--- DATA SHOWN ---

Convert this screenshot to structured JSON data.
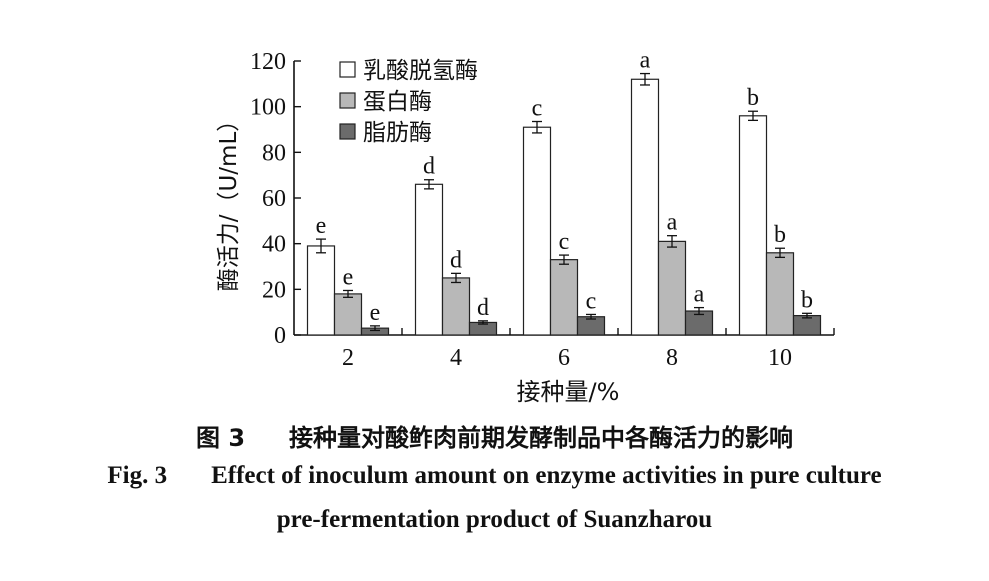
{
  "chart_data": {
    "type": "bar",
    "categories": [
      "2",
      "4",
      "6",
      "8",
      "10"
    ],
    "xlabel": "接种量/%",
    "ylabel": "酶活力/（U/mL）",
    "ylim": [
      0,
      120
    ],
    "yticks": [
      0,
      20,
      40,
      60,
      80,
      100,
      120
    ],
    "grid": false,
    "legend_position": "top-left",
    "series": [
      {
        "name": "乳酸脱氢酶",
        "color": "#ffffff",
        "values": [
          39,
          66,
          91,
          112,
          96
        ],
        "errors": [
          3,
          2,
          2.5,
          2.5,
          2
        ],
        "letters": [
          "e",
          "d",
          "c",
          "a",
          "b"
        ]
      },
      {
        "name": "蛋白酶",
        "color": "#b8b8b8",
        "values": [
          18,
          25,
          33,
          41,
          36
        ],
        "errors": [
          1.5,
          2,
          2,
          2.5,
          2
        ],
        "letters": [
          "e",
          "d",
          "c",
          "a",
          "b"
        ]
      },
      {
        "name": "脂肪酶",
        "color": "#6b6b6b",
        "values": [
          3,
          5.5,
          8,
          10.5,
          8.5
        ],
        "errors": [
          1,
          0.7,
          1,
          1.5,
          1
        ],
        "letters": [
          "e",
          "d",
          "c",
          "a",
          "b"
        ]
      }
    ]
  },
  "caption": {
    "zh_label": "图 3",
    "zh_title": "接种量对酸鲊肉前期发酵制品中各酶活力的影响",
    "en_label": "Fig. 3",
    "en_title_line1": "Effect of inoculum amount on enzyme activities in pure culture",
    "en_title_line2": "pre-fermentation product of Suanzharou"
  }
}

---

YOUR ASSIGNMENT:
Return every record exactly, leaving out the pictures.

RESULT FOR THIS EXERCISE:
Convert this screenshot to structured JSON data.
{
  "chart_data": {
    "type": "bar",
    "categories": [
      "2",
      "4",
      "6",
      "8",
      "10"
    ],
    "xlabel": "接种量/%",
    "ylabel": "酶活力/（U/mL）",
    "ylim": [
      0,
      120
    ],
    "yticks": [
      0,
      20,
      40,
      60,
      80,
      100,
      120
    ],
    "grid": false,
    "legend_position": "top-left",
    "series": [
      {
        "name": "乳酸脱氢酶",
        "color": "#ffffff",
        "values": [
          39,
          66,
          91,
          112,
          96
        ],
        "errors": [
          3,
          2,
          2.5,
          2.5,
          2
        ],
        "letters": [
          "e",
          "d",
          "c",
          "a",
          "b"
        ]
      },
      {
        "name": "蛋白酶",
        "color": "#b8b8b8",
        "values": [
          18,
          25,
          33,
          41,
          36
        ],
        "errors": [
          1.5,
          2,
          2,
          2.5,
          2
        ],
        "letters": [
          "e",
          "d",
          "c",
          "a",
          "b"
        ]
      },
      {
        "name": "脂肪酶",
        "color": "#6b6b6b",
        "values": [
          3,
          5.5,
          8,
          10.5,
          8.5
        ],
        "errors": [
          1,
          0.7,
          1,
          1.5,
          1
        ],
        "letters": [
          "e",
          "d",
          "c",
          "a",
          "b"
        ]
      }
    ]
  },
  "caption": {
    "zh_label": "图 3",
    "zh_title": "接种量对酸鲊肉前期发酵制品中各酶活力的影响",
    "en_label": "Fig. 3",
    "en_title_line1": "Effect of inoculum amount on enzyme activities in pure culture",
    "en_title_line2": "pre-fermentation product of Suanzharou"
  }
}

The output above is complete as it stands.